_Exercise 1:_
Put the part of the records that opens with the line containing "gain-label: Gain (db)" and closes with the line containing "slider-thumb[interactable] — [571, 1083, 587, 1103]" into a numbered list, leaving out blank lines.

_Text provided:_
··········

#+BEGIN_COMMENT
.. title: Python Itertools Combinations
.. slug: python-itertools-combinations
.. date: 2020-11-09 16:11:26 UTC-08:00
.. tags: python,standard library,slip note
.. category: Python
.. link:
.. description: The python Combinations function.
.. type: text
.. status:
.. updated:
.. has_math: True
#+END_COMMENT
#+OPTIONS: ^:{}
#+TOC: headlines 2
#+PROPERTY: header-args :session ~/.local/share/jupyter/runtime/kernel-24c67be9-19db-4f42-9f79-7dcc16187faa-ssh.json
#+BEGIN_SRC python :results none :exports none
%load_ext autoreload
%autoreload 2
#+END_SRC
* What?
This is a brief note on the python [[https://docs.python.org/3/library/itertools.html#itertools.combinations][itertools.combinations]] function.
#+begin_src python :results none
from itertools import combinations
#+end_src
To make sure it's behaving the way I think it will I'll also use some other built-ins.
#+begin_src python :results none
from itertools import count
from math import factorial
from math import comb as n_choose_k
#+end_src
* Okay, but what?
The =combinations= function takes two arguments:
- iterable: the source that you want to make combinations from
- r: the length of the sequences you want to make
It returns all the r-length subsequences in the iterable ([[https://www.wikiwand.com/en/Combination][combinations]]).
** A Count Function
The number of combinations of length /k/ for a sequence of length /n/ is the [[https://www.wikiwand.com/en/Binomial_coefficient][Binomial Coefficient]].
\begin{align}
\binom{n}{k} &= \frac{n(n-1) \cdots (n - k + 1)}{k(k-1) \cdots 1}\\
&= \frac{n!}{k!(n-k)!}
\end{align}
I originally implemented a function for this but it turns out it got added to python as of 3.8 ([[https://docs.python.org/3/library/math.html#number-theoretic-and-representation-functions][number-theoretic functions]]). Here's my translation for reference. The calculation is actually really fast so you don't gain a lot from these toy problems using the standard library, but since it's there, why not?
#+begin_src python :results none
def n_choose_k_one(n: int, k: int) -> int:
"""The Binomial Coefficient
Args:
n: the length of the source set
k: the length of the combinations
Returns:
the number of combinations in the sequence
"""
return factorial(n) / (factorial(k) * factorial(n - k))
#+end_src
** Example One
This is given as an example in the documentation.
#+begin_src python :results output :exports both
EXPECTEDS = "AB AC AD BC BD CD".split()
SOURCE = "ABCD"
k = 2
for combination, expected, total in zip(combinations(iterable=SOURCE, r=k), EXPECTEDS, count(start=1)):
print(f" - {combination}")
assert "".join(combination) == expected
n = len(SOURCE)
assert total == n_choose_k(n, k)
#+end_src
#+RESULTS:
: - ('A', 'B')
: - ('A', 'C')
: - ('A', 'D')
: - ('B', 'C')
: - ('B', 'D')
: - ('C', 'D')
Note that it treated the string as a sequence and returns a tuple, not a sub-string. Also note that it doesn't swap orders, so "D" is never a first entry, for instance.
** Example Two
This one is also from the documentation.
#+begin_src python :results output :exports both
SOURCE = list(range(4))
n = len(SOURCE)
EXPECTEDS = [(0, 1, 2),
(0, 1, 3),
(0, 2, 3),
(1, 2, 3)]
k = 3
for combination, expected, total in zip(combinations(SOURCE, k), EXPECTEDS, count(start=1)):
print(combination)
assert combination == expected
assert total == n_choose_k(n, k)
#+end_src
#+RESULTS:
: (0, 1, 2)
: (0, 1, 3)
: (0, 2, 3)
: (1, 2, 3)

··········

_Dataset records:_
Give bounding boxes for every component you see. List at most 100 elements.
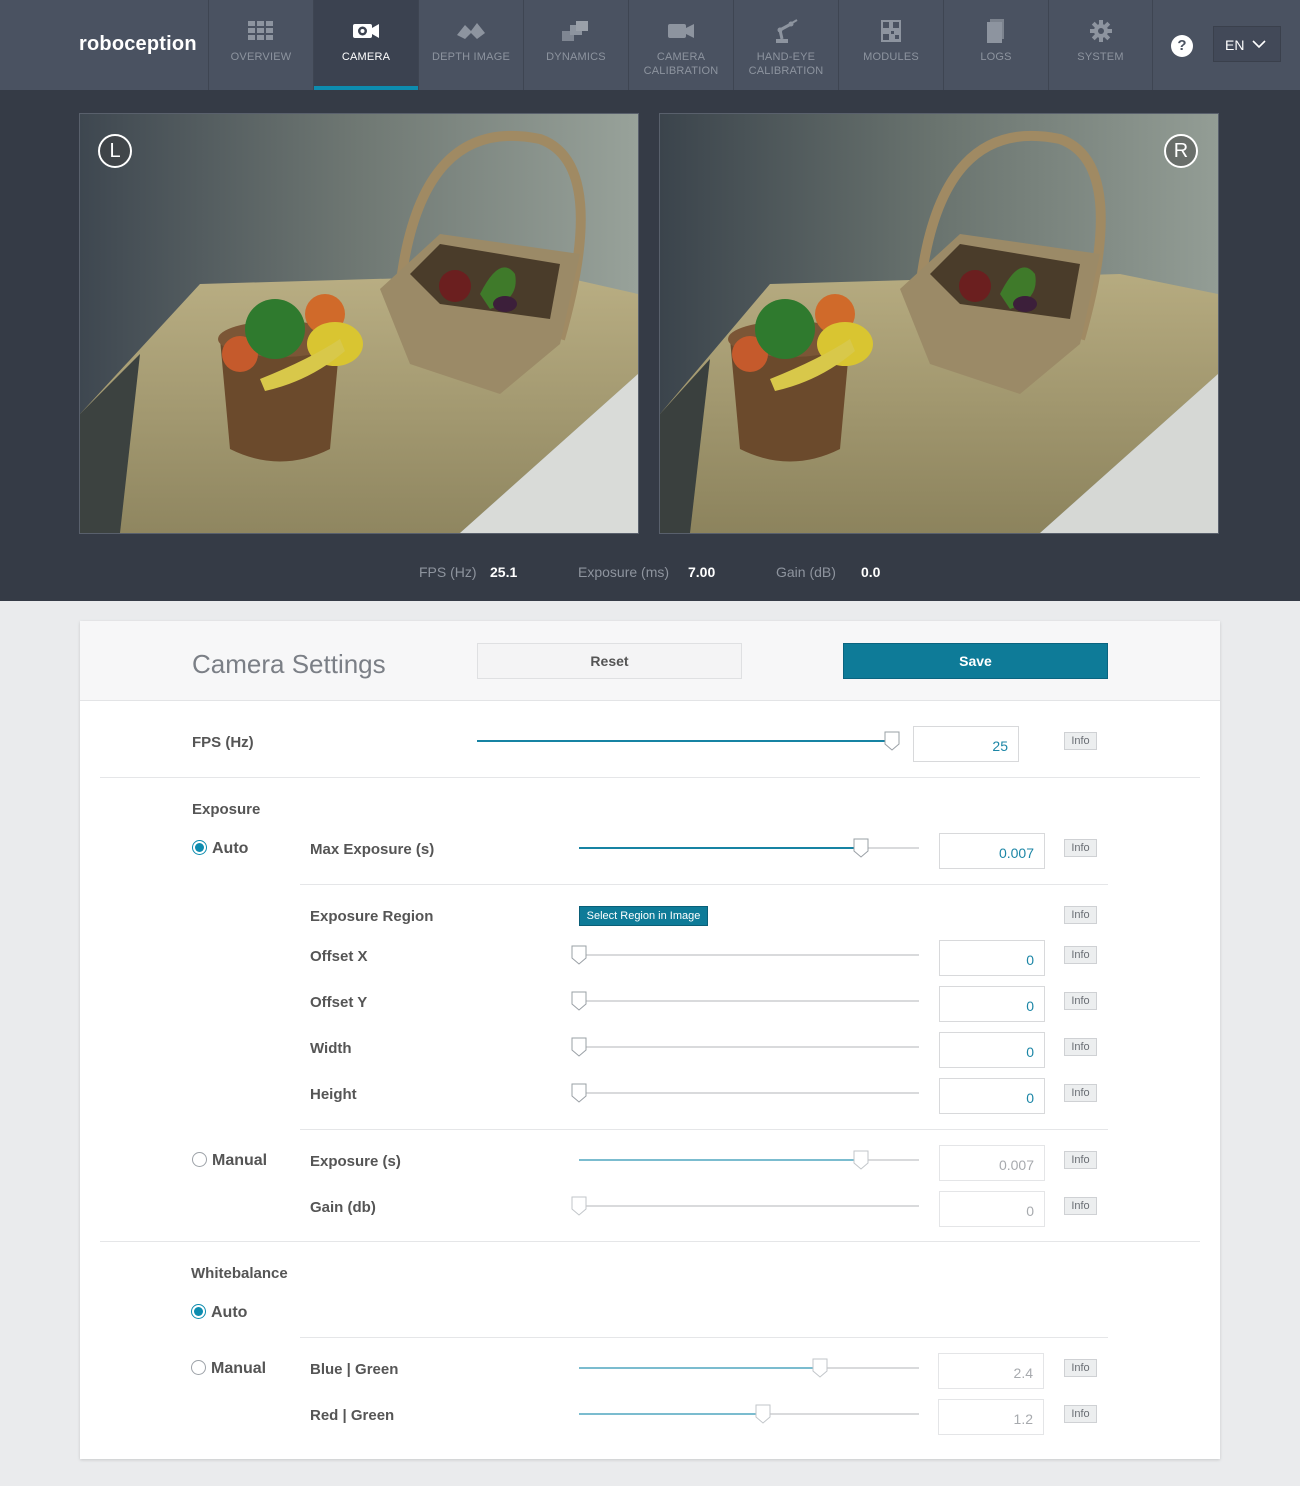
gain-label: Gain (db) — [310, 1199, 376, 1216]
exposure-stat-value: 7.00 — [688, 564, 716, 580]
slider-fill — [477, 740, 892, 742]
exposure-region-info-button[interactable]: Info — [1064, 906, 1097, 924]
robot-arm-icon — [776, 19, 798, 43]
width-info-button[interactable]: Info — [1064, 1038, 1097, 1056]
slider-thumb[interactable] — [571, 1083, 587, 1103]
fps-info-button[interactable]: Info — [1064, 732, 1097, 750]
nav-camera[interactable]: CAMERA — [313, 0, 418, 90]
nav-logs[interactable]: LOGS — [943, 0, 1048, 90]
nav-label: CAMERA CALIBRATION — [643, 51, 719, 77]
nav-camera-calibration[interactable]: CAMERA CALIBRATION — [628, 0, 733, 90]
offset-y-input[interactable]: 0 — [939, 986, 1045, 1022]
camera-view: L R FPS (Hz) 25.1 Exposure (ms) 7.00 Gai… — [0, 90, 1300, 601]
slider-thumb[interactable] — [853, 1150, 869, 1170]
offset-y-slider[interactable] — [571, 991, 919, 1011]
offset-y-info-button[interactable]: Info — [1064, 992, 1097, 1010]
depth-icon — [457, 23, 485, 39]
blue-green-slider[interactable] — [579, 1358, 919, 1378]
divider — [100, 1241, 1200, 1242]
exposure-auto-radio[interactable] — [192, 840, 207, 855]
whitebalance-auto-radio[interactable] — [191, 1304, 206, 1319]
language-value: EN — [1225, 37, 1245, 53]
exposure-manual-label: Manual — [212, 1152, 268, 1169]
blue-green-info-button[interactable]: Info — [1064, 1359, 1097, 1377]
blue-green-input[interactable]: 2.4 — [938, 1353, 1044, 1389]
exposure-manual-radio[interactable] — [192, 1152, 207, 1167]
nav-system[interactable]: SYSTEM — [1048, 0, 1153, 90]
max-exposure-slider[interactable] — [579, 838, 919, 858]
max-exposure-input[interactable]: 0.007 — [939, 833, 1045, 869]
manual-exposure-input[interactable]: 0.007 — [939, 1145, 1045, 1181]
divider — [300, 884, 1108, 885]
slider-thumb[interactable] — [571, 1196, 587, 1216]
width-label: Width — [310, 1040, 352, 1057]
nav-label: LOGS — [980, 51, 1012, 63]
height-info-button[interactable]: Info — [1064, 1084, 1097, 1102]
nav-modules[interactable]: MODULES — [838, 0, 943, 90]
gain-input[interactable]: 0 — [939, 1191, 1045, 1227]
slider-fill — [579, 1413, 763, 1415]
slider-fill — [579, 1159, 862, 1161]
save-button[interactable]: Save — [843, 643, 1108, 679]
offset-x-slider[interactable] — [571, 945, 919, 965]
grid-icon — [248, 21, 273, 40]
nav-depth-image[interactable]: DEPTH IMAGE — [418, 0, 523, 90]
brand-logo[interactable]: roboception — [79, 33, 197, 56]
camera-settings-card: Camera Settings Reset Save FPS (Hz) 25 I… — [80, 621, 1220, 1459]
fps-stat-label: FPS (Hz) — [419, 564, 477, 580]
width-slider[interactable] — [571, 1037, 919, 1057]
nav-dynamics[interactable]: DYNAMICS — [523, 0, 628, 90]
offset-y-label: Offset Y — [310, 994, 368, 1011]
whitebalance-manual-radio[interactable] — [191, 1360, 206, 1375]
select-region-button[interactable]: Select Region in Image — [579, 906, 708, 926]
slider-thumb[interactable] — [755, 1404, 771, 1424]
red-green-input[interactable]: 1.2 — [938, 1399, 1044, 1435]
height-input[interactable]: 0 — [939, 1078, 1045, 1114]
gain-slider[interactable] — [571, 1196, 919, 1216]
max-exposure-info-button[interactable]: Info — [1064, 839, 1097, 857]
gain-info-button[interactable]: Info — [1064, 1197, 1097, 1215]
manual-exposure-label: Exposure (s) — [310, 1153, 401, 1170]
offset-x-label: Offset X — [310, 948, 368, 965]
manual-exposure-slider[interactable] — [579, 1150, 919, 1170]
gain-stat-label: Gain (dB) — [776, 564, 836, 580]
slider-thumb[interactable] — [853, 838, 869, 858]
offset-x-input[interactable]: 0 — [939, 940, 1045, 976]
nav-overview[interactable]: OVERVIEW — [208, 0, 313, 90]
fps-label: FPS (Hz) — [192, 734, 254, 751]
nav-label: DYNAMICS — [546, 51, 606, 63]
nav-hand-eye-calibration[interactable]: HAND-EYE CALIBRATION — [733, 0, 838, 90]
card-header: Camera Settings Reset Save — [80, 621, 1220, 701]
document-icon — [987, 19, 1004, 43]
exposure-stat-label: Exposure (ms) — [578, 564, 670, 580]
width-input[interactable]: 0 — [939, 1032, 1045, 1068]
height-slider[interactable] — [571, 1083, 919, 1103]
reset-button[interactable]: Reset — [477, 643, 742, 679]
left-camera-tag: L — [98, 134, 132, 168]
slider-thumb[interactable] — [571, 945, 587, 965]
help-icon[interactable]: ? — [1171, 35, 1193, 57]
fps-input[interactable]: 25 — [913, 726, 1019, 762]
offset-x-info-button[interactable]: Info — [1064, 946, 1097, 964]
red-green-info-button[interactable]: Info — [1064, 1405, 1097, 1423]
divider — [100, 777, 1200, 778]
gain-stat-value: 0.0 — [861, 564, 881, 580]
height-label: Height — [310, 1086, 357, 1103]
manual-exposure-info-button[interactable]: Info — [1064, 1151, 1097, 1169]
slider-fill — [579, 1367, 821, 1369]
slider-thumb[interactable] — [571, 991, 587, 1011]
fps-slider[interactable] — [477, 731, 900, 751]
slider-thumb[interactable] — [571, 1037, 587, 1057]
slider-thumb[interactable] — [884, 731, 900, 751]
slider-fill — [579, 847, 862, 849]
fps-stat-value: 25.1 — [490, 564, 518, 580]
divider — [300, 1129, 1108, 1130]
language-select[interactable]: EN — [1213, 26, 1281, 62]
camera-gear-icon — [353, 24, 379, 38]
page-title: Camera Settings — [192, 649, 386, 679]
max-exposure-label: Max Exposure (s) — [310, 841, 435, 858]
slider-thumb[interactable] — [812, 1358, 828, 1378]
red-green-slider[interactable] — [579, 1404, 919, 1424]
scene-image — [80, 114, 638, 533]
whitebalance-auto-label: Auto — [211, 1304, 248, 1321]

··········

_Exercise 2:_
Give the part of the note on itertools combinations that opens with the words containing "Note that it treated" and closes with "entry, for instance." again, switching "tuple" to "list".

_Task response 1:_
1. gain-label: Gain (db) — [310, 1199, 376, 1216]
2. exposure-stat-value: 7.00 — [688, 564, 716, 580]
3. slider-fill — [477, 740, 892, 742]
4. exposure-region-info-button[interactable]: Info — [1064, 906, 1097, 924]
5. robot-arm-icon — [776, 19, 798, 43]
6. width-info-button[interactable]: Info — [1064, 1038, 1097, 1056]
7. slider-thumb[interactable] — [571, 1083, 587, 1103]

_Task response 2:_
Note that it treated the string as a sequence and returns a list, not a sub-string. Also note that it doesn't swap orders, so "D" is never a first entry, for instance.